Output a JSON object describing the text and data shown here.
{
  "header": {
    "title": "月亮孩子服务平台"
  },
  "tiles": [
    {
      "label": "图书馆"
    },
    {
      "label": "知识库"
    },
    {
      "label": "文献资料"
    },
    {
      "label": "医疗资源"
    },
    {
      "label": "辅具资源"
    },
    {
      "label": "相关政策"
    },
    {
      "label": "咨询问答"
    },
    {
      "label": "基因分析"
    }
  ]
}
...
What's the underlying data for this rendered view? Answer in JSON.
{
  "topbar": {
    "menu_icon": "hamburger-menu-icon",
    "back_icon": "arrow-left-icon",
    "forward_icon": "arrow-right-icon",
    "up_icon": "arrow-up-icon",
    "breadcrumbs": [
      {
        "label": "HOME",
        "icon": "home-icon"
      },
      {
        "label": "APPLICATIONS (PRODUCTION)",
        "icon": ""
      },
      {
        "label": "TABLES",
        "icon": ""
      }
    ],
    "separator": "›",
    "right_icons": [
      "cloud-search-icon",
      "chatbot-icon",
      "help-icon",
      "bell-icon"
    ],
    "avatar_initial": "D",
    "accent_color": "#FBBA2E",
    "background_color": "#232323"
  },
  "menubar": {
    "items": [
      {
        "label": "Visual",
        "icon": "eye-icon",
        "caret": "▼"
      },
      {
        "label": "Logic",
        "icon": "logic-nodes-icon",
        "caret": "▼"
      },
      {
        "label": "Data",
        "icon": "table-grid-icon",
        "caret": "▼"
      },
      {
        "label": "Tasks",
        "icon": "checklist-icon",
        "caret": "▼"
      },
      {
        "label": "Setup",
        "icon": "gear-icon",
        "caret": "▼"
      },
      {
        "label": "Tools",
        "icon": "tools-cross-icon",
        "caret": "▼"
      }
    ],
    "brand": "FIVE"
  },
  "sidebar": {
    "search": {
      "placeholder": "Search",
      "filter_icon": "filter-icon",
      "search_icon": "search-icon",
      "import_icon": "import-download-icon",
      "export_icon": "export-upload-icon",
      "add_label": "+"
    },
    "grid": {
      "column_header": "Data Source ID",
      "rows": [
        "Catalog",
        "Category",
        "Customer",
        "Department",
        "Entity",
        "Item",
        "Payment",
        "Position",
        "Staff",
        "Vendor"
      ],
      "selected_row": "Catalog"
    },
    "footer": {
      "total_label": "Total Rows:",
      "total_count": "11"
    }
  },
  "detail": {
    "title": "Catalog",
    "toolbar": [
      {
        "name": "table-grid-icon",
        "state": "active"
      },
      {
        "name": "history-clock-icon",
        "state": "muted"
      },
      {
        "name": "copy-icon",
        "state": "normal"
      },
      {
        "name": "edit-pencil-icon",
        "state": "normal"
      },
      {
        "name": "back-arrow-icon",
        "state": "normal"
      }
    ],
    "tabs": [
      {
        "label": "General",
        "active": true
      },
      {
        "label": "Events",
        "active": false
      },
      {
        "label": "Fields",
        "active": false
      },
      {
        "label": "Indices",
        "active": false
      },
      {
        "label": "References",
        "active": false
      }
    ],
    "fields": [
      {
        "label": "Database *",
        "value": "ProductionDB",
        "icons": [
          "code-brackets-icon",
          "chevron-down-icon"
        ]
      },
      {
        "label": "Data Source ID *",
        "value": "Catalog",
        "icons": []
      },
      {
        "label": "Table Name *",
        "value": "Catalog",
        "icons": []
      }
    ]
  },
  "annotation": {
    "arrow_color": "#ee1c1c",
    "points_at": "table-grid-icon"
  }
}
---
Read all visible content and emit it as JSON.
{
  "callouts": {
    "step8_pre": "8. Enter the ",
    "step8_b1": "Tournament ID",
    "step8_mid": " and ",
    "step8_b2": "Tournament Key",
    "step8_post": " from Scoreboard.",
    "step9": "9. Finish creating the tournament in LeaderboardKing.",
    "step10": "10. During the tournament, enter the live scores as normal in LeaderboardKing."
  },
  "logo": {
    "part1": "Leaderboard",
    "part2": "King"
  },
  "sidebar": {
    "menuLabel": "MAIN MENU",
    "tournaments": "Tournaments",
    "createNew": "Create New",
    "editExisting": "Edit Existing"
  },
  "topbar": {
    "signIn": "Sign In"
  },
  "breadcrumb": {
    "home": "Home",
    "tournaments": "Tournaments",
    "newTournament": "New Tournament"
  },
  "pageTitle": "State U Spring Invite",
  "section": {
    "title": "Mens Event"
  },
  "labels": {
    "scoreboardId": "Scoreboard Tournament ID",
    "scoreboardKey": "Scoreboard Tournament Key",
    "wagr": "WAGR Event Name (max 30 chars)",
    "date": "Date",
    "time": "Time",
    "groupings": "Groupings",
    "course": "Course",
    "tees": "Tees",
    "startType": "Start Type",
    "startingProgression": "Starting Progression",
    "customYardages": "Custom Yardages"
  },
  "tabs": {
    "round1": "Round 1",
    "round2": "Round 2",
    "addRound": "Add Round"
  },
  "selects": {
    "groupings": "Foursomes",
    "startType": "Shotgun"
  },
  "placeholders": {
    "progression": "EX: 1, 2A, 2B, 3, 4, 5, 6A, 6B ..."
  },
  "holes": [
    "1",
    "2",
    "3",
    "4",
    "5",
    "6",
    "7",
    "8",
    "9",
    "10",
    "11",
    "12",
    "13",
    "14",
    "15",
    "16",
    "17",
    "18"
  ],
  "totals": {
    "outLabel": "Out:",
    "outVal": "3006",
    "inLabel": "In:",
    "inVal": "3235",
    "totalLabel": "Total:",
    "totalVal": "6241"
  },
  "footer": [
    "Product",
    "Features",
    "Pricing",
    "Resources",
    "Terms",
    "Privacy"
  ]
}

What you need to do »
Each line holding "Scoreboard" must be found and copied.

Result »
    "step8_post": " from Scoreboard.",
    "scoreboardId": "Scoreboard Tournament ID",
    "scoreboardKey": "Scoreboard Tournament Key",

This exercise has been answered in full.